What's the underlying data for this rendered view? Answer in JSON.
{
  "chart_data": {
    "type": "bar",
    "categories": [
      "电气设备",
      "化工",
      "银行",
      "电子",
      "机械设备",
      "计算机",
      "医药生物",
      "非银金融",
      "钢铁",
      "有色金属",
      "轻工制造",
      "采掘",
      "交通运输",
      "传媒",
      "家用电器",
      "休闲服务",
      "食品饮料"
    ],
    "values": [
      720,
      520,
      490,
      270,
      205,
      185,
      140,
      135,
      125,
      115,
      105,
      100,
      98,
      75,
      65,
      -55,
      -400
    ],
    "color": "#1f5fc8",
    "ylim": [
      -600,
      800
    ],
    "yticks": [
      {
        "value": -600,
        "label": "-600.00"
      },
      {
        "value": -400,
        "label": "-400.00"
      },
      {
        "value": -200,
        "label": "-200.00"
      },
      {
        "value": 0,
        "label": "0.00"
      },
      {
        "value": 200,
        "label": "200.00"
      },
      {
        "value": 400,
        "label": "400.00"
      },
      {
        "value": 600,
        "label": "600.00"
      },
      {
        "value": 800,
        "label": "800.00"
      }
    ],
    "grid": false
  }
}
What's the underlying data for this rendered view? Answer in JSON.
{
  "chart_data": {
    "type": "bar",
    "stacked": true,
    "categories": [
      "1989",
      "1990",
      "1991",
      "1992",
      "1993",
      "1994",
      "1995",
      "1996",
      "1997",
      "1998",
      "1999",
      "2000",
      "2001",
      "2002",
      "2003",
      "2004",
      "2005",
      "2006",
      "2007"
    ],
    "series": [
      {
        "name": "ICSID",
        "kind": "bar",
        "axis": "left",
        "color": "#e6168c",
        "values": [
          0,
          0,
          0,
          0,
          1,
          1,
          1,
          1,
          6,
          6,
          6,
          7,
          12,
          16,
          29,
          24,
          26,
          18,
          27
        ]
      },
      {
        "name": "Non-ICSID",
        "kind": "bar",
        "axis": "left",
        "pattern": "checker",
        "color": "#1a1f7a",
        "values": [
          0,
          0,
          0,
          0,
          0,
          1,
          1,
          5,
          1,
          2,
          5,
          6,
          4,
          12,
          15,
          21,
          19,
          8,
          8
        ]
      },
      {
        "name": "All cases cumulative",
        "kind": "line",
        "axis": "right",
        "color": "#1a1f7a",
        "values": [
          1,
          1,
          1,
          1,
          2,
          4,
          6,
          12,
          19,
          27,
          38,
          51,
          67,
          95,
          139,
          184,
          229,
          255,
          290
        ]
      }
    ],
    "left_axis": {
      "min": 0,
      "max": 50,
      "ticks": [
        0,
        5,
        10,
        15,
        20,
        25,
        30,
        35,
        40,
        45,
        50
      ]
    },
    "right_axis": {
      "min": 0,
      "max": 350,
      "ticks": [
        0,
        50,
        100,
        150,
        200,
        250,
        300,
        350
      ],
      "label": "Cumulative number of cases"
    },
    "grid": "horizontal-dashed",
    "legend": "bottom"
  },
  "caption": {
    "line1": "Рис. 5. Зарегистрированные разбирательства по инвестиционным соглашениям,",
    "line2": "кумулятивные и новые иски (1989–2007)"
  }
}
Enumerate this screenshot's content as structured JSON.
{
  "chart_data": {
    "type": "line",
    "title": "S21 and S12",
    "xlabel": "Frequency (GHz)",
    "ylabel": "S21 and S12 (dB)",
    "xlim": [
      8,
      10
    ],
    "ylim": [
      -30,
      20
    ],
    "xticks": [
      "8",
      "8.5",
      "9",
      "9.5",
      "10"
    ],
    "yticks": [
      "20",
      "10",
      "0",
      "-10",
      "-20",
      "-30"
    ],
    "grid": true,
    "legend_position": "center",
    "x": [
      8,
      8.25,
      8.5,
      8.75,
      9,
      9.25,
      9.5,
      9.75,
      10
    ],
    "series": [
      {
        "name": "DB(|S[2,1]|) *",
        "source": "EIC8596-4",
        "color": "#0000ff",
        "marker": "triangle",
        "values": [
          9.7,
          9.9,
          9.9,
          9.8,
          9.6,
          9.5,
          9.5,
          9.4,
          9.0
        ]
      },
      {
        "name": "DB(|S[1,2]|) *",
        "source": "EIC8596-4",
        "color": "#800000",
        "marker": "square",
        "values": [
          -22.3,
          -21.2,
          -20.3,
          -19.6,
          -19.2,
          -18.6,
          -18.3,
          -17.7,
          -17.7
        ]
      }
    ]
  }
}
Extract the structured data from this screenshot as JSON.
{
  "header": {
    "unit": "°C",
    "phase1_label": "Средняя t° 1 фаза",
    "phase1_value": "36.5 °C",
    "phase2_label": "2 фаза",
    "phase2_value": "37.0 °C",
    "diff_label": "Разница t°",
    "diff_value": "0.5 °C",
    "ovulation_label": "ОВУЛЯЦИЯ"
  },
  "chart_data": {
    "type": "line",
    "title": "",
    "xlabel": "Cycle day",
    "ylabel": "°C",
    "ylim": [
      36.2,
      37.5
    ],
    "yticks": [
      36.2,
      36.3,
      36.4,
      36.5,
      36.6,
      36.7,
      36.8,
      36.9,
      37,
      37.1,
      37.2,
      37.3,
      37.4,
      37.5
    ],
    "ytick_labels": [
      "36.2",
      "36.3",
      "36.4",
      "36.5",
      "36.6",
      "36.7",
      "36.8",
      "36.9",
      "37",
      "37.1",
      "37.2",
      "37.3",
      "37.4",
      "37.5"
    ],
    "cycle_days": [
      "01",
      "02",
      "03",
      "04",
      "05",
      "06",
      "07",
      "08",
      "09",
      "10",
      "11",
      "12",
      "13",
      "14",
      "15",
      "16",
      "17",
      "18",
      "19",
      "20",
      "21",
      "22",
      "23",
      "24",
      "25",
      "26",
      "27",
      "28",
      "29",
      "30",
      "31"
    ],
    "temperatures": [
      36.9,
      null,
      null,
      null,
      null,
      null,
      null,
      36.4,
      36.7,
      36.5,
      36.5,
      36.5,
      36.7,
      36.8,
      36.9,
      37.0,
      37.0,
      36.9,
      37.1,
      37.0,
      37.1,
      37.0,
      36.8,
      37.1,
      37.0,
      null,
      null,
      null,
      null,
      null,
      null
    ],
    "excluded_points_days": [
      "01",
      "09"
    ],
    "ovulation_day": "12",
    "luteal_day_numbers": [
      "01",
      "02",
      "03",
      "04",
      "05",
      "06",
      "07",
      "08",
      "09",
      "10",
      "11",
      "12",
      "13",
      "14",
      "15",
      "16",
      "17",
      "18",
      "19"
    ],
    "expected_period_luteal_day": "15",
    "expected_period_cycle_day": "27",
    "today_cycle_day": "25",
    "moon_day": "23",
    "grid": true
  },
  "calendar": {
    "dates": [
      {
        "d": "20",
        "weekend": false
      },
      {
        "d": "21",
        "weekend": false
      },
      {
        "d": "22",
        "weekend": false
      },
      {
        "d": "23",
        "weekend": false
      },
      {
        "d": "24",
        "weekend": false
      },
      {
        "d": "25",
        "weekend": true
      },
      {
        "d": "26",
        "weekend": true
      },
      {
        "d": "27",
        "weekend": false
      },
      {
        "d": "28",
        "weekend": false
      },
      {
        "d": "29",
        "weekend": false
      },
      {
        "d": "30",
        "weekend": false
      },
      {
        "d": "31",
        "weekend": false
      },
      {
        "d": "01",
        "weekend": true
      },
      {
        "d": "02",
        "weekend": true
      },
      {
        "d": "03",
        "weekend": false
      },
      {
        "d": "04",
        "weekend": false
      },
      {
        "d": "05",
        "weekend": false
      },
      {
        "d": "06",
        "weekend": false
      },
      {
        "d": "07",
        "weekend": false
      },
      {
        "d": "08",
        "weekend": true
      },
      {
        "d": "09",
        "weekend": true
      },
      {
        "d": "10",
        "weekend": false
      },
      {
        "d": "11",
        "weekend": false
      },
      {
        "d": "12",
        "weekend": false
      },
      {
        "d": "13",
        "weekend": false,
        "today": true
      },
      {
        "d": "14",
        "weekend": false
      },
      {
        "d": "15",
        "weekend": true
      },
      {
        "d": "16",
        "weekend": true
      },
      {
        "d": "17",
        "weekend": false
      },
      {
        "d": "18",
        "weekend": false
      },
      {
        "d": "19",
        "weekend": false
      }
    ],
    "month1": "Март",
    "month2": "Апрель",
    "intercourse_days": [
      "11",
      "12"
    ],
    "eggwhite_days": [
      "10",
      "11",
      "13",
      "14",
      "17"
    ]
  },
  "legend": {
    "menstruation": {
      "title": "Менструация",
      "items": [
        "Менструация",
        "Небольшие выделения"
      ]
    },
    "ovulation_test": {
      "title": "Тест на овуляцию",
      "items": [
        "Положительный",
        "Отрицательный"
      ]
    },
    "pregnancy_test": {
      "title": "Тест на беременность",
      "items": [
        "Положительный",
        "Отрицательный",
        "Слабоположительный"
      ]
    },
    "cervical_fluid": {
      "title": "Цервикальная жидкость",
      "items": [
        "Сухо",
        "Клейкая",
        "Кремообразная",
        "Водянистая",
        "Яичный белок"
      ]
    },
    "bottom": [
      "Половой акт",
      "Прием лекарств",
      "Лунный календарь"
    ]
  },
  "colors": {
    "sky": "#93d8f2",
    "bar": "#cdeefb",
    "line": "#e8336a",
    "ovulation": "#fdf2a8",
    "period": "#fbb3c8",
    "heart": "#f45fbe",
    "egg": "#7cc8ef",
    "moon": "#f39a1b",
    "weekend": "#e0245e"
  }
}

════

■ What you are asked to do ■
Return every line of the preceding records in which the word "JSON" appears.

■ Solution to this problem ■
What's the underlying data for this rendered view? Answer in JSON.
What's the underlying data for this rendered view? Answer in JSON.
Enumerate this screenshot's content as structured JSON.
Extract the structured data from this screenshot as JSON.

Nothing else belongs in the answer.